Written exercise
Set down each record below precisely, skipping the pictures.

(Figure contents as structured data)
━━━━━━━━
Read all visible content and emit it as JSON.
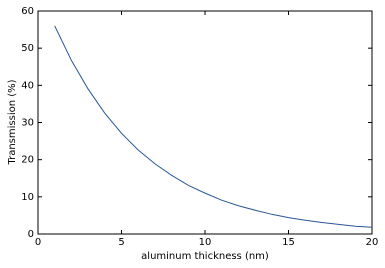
{
  "chart_data": {
    "type": "line",
    "x_label": "aluminum thickness (nm)",
    "y_label": "Transmission (%)",
    "x": [
      1,
      2,
      3,
      4,
      5,
      6,
      7,
      8,
      9,
      10,
      11,
      12,
      13,
      14,
      15,
      16,
      17,
      18,
      19,
      20
    ],
    "series": [
      {
        "color": "#2a5797",
        "values": [
          56,
          46.7,
          39.0,
          32.5,
          27.1,
          22.6,
          18.9,
          15.8,
          13.1,
          11.0,
          9.1,
          7.6,
          6.4,
          5.3,
          4.4,
          3.7,
          3.1,
          2.6,
          2.1,
          1.8
        ]
      }
    ],
    "xlim": [
      0,
      20
    ],
    "xticks": [
      0,
      5,
      10,
      15,
      20
    ],
    "ylim": [
      0,
      60
    ],
    "yticks": [
      0,
      10,
      20,
      30,
      40,
      50,
      60
    ],
    "grid": false
  }
}
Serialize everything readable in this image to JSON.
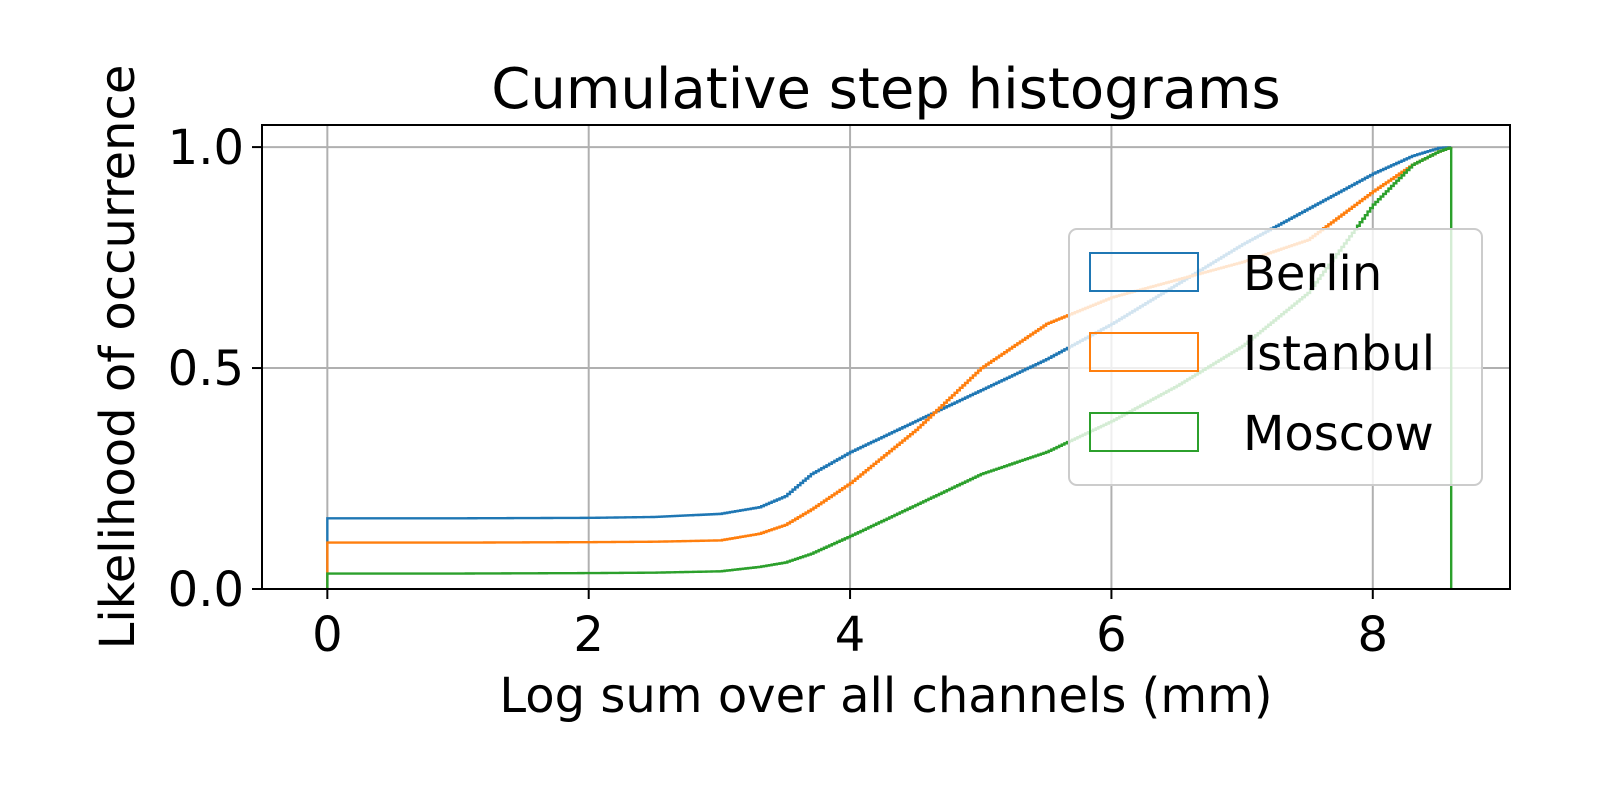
━━━━━━━━
Written answer
Read all visible content and emit it as JSON.
{
  "chart_data": {
    "type": "line",
    "x_label": "aluminum thickness (nm)",
    "y_label": "Transmission (%)",
    "x": [
      1,
      2,
      3,
      4,
      5,
      6,
      7,
      8,
      9,
      10,
      11,
      12,
      13,
      14,
      15,
      16,
      17,
      18,
      19,
      20
    ],
    "series": [
      {
        "color": "#2a5797",
        "values": [
          56,
          46.7,
          39.0,
          32.5,
          27.1,
          22.6,
          18.9,
          15.8,
          13.1,
          11.0,
          9.1,
          7.6,
          6.4,
          5.3,
          4.4,
          3.7,
          3.1,
          2.6,
          2.1,
          1.8
        ]
      }
    ],
    "xlim": [
      0,
      20
    ],
    "xticks": [
      0,
      5,
      10,
      15,
      20
    ],
    "ylim": [
      0,
      60
    ],
    "yticks": [
      0,
      10,
      20,
      30,
      40,
      50,
      60
    ],
    "grid": false
  }
}
Serialize everything readable in this image to JSON.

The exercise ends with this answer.